_Directive_. Please copy all the lines that follow, word for word.
>>
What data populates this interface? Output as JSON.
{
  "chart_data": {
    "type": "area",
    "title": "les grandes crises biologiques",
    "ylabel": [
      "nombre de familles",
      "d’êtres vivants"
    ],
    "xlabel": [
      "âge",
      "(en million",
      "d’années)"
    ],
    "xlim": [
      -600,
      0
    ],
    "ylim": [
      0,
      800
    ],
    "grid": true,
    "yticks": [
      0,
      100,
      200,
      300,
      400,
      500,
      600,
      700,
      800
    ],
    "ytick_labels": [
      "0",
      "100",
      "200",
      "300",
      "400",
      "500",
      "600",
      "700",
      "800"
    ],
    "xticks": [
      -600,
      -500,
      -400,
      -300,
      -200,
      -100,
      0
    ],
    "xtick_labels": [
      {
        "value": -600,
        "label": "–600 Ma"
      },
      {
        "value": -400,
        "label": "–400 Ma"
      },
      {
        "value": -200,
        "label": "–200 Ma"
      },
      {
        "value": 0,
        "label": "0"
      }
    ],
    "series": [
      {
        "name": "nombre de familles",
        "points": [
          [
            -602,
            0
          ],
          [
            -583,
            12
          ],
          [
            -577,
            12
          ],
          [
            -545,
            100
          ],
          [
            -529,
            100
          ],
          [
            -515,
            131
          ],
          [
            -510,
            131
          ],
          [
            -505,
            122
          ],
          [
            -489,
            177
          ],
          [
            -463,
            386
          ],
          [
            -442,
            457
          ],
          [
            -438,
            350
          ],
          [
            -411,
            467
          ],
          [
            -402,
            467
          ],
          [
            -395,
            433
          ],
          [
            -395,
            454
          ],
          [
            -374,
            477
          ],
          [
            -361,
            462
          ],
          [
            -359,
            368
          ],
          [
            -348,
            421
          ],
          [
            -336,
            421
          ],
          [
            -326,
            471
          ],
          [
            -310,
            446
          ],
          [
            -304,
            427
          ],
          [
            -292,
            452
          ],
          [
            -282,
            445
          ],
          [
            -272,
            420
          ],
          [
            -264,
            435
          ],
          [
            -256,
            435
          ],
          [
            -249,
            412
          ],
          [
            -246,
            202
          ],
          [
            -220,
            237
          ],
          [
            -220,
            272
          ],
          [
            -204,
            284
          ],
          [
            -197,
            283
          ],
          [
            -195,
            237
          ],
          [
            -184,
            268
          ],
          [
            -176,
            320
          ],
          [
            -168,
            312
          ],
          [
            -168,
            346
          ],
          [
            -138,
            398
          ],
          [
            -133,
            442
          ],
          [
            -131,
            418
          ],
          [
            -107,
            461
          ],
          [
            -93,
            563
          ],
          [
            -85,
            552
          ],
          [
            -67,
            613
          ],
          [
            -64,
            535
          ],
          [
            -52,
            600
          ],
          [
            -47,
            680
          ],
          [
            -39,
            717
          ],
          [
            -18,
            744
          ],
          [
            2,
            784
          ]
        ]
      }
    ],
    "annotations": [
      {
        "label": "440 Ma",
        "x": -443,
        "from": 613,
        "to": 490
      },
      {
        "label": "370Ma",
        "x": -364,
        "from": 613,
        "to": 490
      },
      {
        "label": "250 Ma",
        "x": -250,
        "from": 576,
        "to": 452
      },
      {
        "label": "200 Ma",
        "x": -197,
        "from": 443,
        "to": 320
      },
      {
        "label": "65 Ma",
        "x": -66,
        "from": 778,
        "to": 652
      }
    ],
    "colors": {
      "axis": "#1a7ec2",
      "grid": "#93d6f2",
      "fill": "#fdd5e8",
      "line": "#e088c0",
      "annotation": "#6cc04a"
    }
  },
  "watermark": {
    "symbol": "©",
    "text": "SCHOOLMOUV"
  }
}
<<
_Written response_.
What data populates this interface? Output as JSON.
{
  "chart_data": {
    "type": "area",
    "title": "les grandes crises biologiques",
    "ylabel": [
      "nombre de familles",
      "d’êtres vivants"
    ],
    "xlabel": [
      "âge",
      "(en million",
      "d’années)"
    ],
    "xlim": [
      -600,
      0
    ],
    "ylim": [
      0,
      800
    ],
    "grid": true,
    "yticks": [
      0,
      100,
      200,
      300,
      400,
      500,
      600,
      700,
      800
    ],
    "ytick_labels": [
      "0",
      "100",
      "200",
      "300",
      "400",
      "500",
      "600",
      "700",
      "800"
    ],
    "xticks": [
      -600,
      -500,
      -400,
      -300,
      -200,
      -100,
      0
    ],
    "xtick_labels": [
      {
        "value": -600,
        "label": "–600 Ma"
      },
      {
        "value": -400,
        "label": "–400 Ma"
      },
      {
        "value": -200,
        "label": "–200 Ma"
      },
      {
        "value": 0,
        "label": "0"
      }
    ],
    "series": [
      {
        "name": "nombre de familles",
        "points": [
          [
            -602,
            0
          ],
          [
            -583,
            12
          ],
          [
            -577,
            12
          ],
          [
            -545,
            100
          ],
          [
            -529,
            100
          ],
          [
            -515,
            131
          ],
          [
            -510,
            131
          ],
          [
            -505,
            122
          ],
          [
            -489,
            177
          ],
          [
            -463,
            386
          ],
          [
            -442,
            457
          ],
          [
            -438,
            350
          ],
          [
            -411,
            467
          ],
          [
            -402,
            467
          ],
          [
            -395,
            433
          ],
          [
            -395,
            454
          ],
          [
            -374,
            477
          ],
          [
            -361,
            462
          ],
          [
            -359,
            368
          ],
          [
            -348,
            421
          ],
          [
            -336,
            421
          ],
          [
            -326,
            471
          ],
          [
            -310,
            446
          ],
          [
            -304,
            427
          ],
          [
            -292,
            452
          ],
          [
            -282,
            445
          ],
          [
            -272,
            420
          ],
          [
            -264,
            435
          ],
          [
            -256,
            435
          ],
          [
            -249,
            412
          ],
          [
            -246,
            202
          ],
          [
            -220,
            237
          ],
          [
            -220,
            272
          ],
          [
            -204,
            284
          ],
          [
            -197,
            283
          ],
          [
            -195,
            237
          ],
          [
            -184,
            268
          ],
          [
            -176,
            320
          ],
          [
            -168,
            312
          ],
          [
            -168,
            346
          ],
          [
            -138,
            398
          ],
          [
            -133,
            442
          ],
          [
            -131,
            418
          ],
          [
            -107,
            461
          ],
          [
            -93,
            563
          ],
          [
            -85,
            552
          ],
          [
            -67,
            613
          ],
          [
            -64,
            535
          ],
          [
            -52,
            600
          ],
          [
            -47,
            680
          ],
          [
            -39,
            717
          ],
          [
            -18,
            744
          ],
          [
            2,
            784
          ]
        ]
      }
    ],
    "annotations": [
      {
        "label": "440 Ma",
        "x": -443,
        "from": 613,
        "to": 490
      },
      {
        "label": "370Ma",
        "x": -364,
        "from": 613,
        "to": 490
      },
      {
        "label": "250 Ma",
        "x": -250,
        "from": 576,
        "to": 452
      },
      {
        "label": "200 Ma",
        "x": -197,
        "from": 443,
        "to": 320
      },
      {
        "label": "65 Ma",
        "x": -66,
        "from": 778,
        "to": 652
      }
    ],
    "colors": {
      "axis": "#1a7ec2",
      "grid": "#93d6f2",
      "fill": "#fdd5e8",
      "line": "#e088c0",
      "annotation": "#6cc04a"
    }
  },
  "watermark": {
    "symbol": "©",
    "text": "SCHOOLMOUV"
  }
}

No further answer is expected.